* [TASK DESCRIPTION] Your task is to give the data again, exactly, with every line intact.

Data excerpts
* Start *

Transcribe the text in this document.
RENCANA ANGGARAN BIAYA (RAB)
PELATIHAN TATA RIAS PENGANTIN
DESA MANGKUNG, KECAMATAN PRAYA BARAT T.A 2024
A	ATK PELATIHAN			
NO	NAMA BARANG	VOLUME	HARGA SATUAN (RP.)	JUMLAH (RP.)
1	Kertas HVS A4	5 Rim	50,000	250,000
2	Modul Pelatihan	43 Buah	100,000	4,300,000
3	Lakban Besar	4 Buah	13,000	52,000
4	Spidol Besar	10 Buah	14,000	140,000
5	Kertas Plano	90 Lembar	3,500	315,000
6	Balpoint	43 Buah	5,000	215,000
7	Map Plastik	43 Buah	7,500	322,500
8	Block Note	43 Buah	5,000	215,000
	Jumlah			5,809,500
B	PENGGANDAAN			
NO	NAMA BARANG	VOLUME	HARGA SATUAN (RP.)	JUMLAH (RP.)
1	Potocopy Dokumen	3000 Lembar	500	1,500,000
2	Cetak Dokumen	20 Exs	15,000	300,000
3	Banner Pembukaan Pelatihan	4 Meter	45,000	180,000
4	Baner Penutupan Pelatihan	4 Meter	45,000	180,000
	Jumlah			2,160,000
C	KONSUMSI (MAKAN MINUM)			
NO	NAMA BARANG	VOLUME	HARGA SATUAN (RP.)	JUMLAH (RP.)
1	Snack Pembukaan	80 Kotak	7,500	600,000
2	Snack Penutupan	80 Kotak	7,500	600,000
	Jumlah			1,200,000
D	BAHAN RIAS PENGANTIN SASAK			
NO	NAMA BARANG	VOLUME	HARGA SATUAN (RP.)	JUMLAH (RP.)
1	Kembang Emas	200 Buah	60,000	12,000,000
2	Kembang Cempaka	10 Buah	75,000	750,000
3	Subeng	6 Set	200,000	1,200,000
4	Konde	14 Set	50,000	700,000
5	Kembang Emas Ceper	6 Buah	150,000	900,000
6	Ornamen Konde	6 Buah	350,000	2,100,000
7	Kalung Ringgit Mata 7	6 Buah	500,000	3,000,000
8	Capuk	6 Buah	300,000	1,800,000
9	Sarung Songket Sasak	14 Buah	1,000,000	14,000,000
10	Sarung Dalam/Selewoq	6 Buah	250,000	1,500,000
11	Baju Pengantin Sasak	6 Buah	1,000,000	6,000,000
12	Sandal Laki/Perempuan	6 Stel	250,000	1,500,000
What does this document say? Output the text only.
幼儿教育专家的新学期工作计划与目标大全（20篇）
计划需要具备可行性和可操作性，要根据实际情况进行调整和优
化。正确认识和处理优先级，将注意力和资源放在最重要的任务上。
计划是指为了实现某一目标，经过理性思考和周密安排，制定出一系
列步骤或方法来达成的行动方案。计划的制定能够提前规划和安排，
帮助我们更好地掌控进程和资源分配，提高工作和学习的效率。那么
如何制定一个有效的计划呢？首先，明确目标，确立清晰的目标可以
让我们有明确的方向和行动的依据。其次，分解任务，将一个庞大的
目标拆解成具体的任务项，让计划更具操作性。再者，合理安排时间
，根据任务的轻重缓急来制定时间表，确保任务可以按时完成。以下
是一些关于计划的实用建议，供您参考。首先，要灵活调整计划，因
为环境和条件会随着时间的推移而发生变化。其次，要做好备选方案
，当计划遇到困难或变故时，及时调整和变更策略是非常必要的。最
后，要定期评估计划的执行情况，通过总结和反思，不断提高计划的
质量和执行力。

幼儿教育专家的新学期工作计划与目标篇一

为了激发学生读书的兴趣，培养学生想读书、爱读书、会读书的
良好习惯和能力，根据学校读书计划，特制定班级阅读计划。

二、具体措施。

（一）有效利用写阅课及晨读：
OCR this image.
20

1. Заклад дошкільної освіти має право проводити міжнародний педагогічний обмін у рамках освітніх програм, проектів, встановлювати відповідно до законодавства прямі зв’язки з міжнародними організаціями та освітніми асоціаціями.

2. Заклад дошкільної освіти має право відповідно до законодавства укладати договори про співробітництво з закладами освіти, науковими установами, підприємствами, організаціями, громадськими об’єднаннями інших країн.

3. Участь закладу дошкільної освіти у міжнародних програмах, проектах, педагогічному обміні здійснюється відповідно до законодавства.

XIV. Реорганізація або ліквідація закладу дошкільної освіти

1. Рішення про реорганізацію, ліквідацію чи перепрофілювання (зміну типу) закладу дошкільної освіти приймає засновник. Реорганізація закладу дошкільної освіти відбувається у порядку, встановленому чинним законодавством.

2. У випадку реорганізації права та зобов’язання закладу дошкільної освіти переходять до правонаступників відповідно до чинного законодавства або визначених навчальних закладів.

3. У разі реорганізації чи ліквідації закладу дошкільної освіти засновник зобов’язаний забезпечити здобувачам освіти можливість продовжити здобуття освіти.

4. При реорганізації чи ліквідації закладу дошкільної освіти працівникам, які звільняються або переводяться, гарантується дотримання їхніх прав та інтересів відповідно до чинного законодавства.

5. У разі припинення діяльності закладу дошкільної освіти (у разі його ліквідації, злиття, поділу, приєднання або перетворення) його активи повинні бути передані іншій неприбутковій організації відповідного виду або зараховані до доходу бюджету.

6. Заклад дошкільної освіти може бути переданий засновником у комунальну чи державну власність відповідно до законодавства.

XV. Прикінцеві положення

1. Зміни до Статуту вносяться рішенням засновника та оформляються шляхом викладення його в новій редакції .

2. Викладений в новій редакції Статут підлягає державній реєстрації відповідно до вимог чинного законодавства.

* End *

* [PROBLEM SOLUTION]
Transcribe the text in this document.
RENCANA ANGGARAN BIAYA (RAB)
PELATIHAN TATA RIAS PENGANTIN
DESA MANGKUNG, KECAMATAN PRAYA BARAT T.A 2024
A	ATK PELATIHAN			
NO	NAMA BARANG	VOLUME	HARGA SATUAN (RP.)	JUMLAH (RP.)
1	Kertas HVS A4	5 Rim	50,000	250,000
2	Modul Pelatihan	43 Buah	100,000	4,300,000
3	Lakban Besar	4 Buah	13,000	52,000
4	Spidol Besar	10 Buah	14,000	140,000
5	Kertas Plano	90 Lembar	3,500	315,000
6	Balpoint	43 Buah	5,000	215,000
7	Map Plastik	43 Buah	7,500	322,500
8	Block Note	43 Buah	5,000	215,000
	Jumlah			5,809,500
B	PENGGANDAAN			
NO	NAMA BARANG	VOLUME	HARGA SATUAN (RP.)	JUMLAH (RP.)
1	Potocopy Dokumen	3000 Lembar	500	1,500,000
2	Cetak Dokumen	20 Exs	15,000	300,000
3	Banner Pembukaan Pelatihan	4 Meter	45,000	180,000
4	Baner Penutupan Pelatihan	4 Meter	45,000	180,000
	Jumlah			2,160,000
C	KONSUMSI (MAKAN MINUM)			
NO	NAMA BARANG	VOLUME	HARGA SATUAN (RP.)	JUMLAH (RP.)
1	Snack Pembukaan	80 Kotak	7,500	600,000
2	Snack Penutupan	80 Kotak	7,500	600,000
	Jumlah			1,200,000
D	BAHAN RIAS PENGANTIN SASAK			
NO	NAMA BARANG	VOLUME	HARGA SATUAN (RP.)	JUMLAH (RP.)
1	Kembang Emas	200 Buah	60,000	12,000,000
2	Kembang Cempaka	10 Buah	75,000	750,000
3	Subeng	6 Set	200,000	1,200,000
4	Konde	14 Set	50,000	700,000
5	Kembang Emas Ceper	6 Buah	150,000	900,000
6	Ornamen Konde	6 Buah	350,000	2,100,000
7	Kalung Ringgit Mata 7	6 Buah	500,000	3,000,000
8	Capuk	6 Buah	300,000	1,800,000
9	Sarung Songket Sasak	14 Buah	1,000,000	14,000,000
10	Sarung Dalam/Selewoq	6 Buah	250,000	1,500,000
11	Baju Pengantin Sasak	6 Buah	1,000,000	6,000,000
12	Sandal Laki/Perempuan	6 Stel	250,000	1,500,000
What does this document say? Output the text only.
幼儿教育专家的新学期工作计划与目标大全（20篇）
计划需要具备可行性和可操作性，要根据实际情况进行调整和优
化。正确认识和处理优先级，将注意力和资源放在最重要的任务上。
计划是指为了实现某一目标，经过理性思考和周密安排，制定出一系
列步骤或方法来达成的行动方案。计划的制定能够提前规划和安排，
帮助我们更好地掌控进程和资源分配，提高工作和学习的效率。那么
如何制定一个有效的计划呢？首先，明确目标，确立清晰的目标可以
让我们有明确的方向和行动的依据。其次，分解任务，将一个庞大的
目标拆解成具体的任务项，让计划更具操作性。再者，合理安排时间
，根据任务的轻重缓急来制定时间表，确保任务可以按时完成。以下
是一些关于计划的实用建议，供您参考。首先，要灵活调整计划，因
为环境和条件会随着时间的推移而发生变化。其次，要做好备选方案
，当计划遇到困难或变故时，及时调整和变更策略是非常必要的。最
后，要定期评估计划的执行情况，通过总结和反思，不断提高计划的
质量和执行力。

幼儿教育专家的新学期工作计划与目标篇一

为了激发学生读书的兴趣，培养学生想读书、爱读书、会读书的
良好习惯和能力，根据学校读书计划，特制定班级阅读计划。

二、具体措施。

（一）有效利用写阅课及晨读：
OCR this image.
20

1. Заклад дошкільної освіти має право проводити міжнародний педагогічний обмін у рамках освітніх програм, проектів, встановлювати відповідно до законодавства прямі зв’язки з міжнародними організаціями та освітніми асоціаціями.

2. Заклад дошкільної освіти має право відповідно до законодавства укладати договори про співробітництво з закладами освіти, науковими установами, підприємствами, організаціями, громадськими об’єднаннями інших країн.

3. Участь закладу дошкільної освіти у міжнародних програмах, проектах, педагогічному обміні здійснюється відповідно до законодавства.

XIV. Реорганізація або ліквідація закладу дошкільної освіти

1. Рішення про реорганізацію, ліквідацію чи перепрофілювання (зміну типу) закладу дошкільної освіти приймає засновник. Реорганізація закладу дошкільної освіти відбувається у порядку, встановленому чинним законодавством.

2. У випадку реорганізації права та зобов’язання закладу дошкільної освіти переходять до правонаступників відповідно до чинного законодавства або визначених навчальних закладів.

3. У разі реорганізації чи ліквідації закладу дошкільної освіти засновник зобов’язаний забезпечити здобувачам освіти можливість продовжити здобуття освіти.

4. При реорганізації чи ліквідації закладу дошкільної освіти працівникам, які звільняються або переводяться, гарантується дотримання їхніх прав та інтересів відповідно до чинного законодавства.

5. У разі припинення діяльності закладу дошкільної освіти (у разі його ліквідації, злиття, поділу, приєднання або перетворення) його активи повинні бути передані іншій неприбутковій організації відповідного виду або зараховані до доходу бюджету.

6. Заклад дошкільної освіти може бути переданий засновником у комунальну чи державну власність відповідно до законодавства.

XV. Прикінцеві положення

1. Зміни до Статуту вносяться рішенням засновника та оформляються шляхом викладення його в новій редакції .

2. Викладений в новій редакції Статут підлягає державній реєстрації відповідно до вимог чинного законодавства.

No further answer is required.